SUPPLIED RECORDS:
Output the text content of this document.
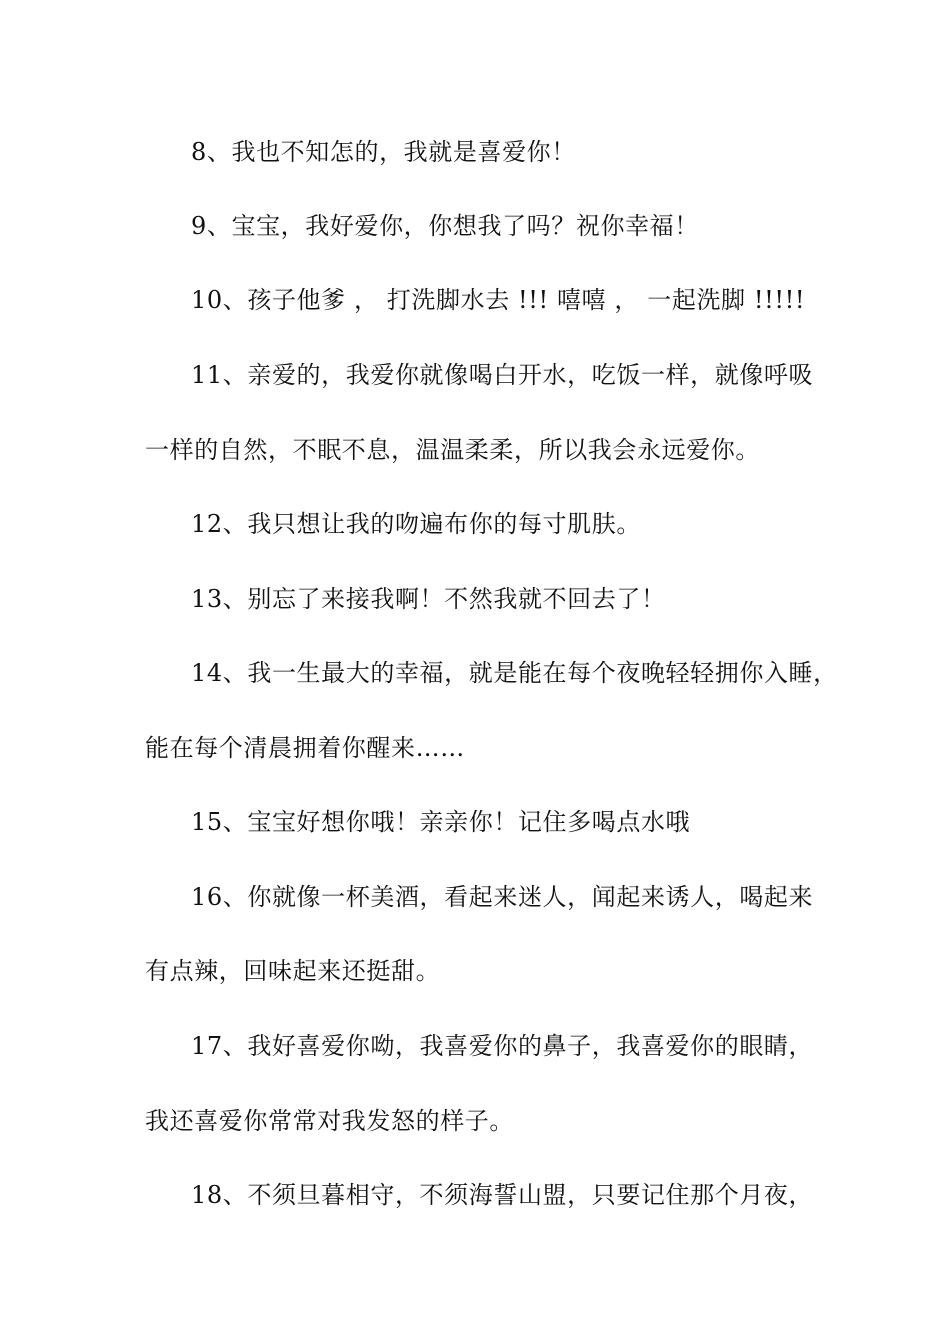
8、我也不知怎的，我就是喜爱你！
9、宝宝，我好爱你，你想我了吗？祝你幸福！
10、孩子他爹 ， 打洗脚水去 !!! 嘻嘻 ， 一起洗脚 !!!!!
11、亲爱的，我爱你就像喝白开水，吃饭一样，就像呼吸
一样的自然，不眠不息，温温柔柔，所以我会永远爱你。
12、我只想让我的吻遍布你的每寸肌肤。
13、别忘了来接我啊！不然我就不回去了！
14、我一生最大的幸福，就是能在每个夜晚轻轻拥你入睡，
能在每个清晨拥着你醒来……
15、宝宝好想你哦！亲亲你！记住多喝点水哦
16、你就像一杯美酒，看起来迷人，闻起来诱人，喝起来
有点辣，回味起来还挺甜。
17、我好喜爱你呦，我喜爱你的鼻子，我喜爱你的眼睛，
我还喜爱你常常对我发怒的样子。
18、不须旦暮相守，不须海誓山盟，只要记住那个月夜，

EXERCISE AIM: Every line above should be returned word for word, with the pictures left behind.

RESPONSE TO THE EXERCISE:
Output the text content of this document.
8、我也不知怎的，我就是喜爱你！
9、宝宝，我好爱你，你想我了吗？祝你幸福！
10、孩子他爹 ， 打洗脚水去 !!! 嘻嘻 ， 一起洗脚 !!!!!
11、亲爱的，我爱你就像喝白开水，吃饭一样，就像呼吸
一样的自然，不眠不息，温温柔柔，所以我会永远爱你。
12、我只想让我的吻遍布你的每寸肌肤。
13、别忘了来接我啊！不然我就不回去了！
14、我一生最大的幸福，就是能在每个夜晚轻轻拥你入睡，
能在每个清晨拥着你醒来……
15、宝宝好想你哦！亲亲你！记住多喝点水哦
16、你就像一杯美酒，看起来迷人，闻起来诱人，喝起来
有点辣，回味起来还挺甜。
17、我好喜爱你呦，我喜爱你的鼻子，我喜爱你的眼睛，
我还喜爱你常常对我发怒的样子。
18、不须旦暮相守，不须海誓山盟，只要记住那个月夜，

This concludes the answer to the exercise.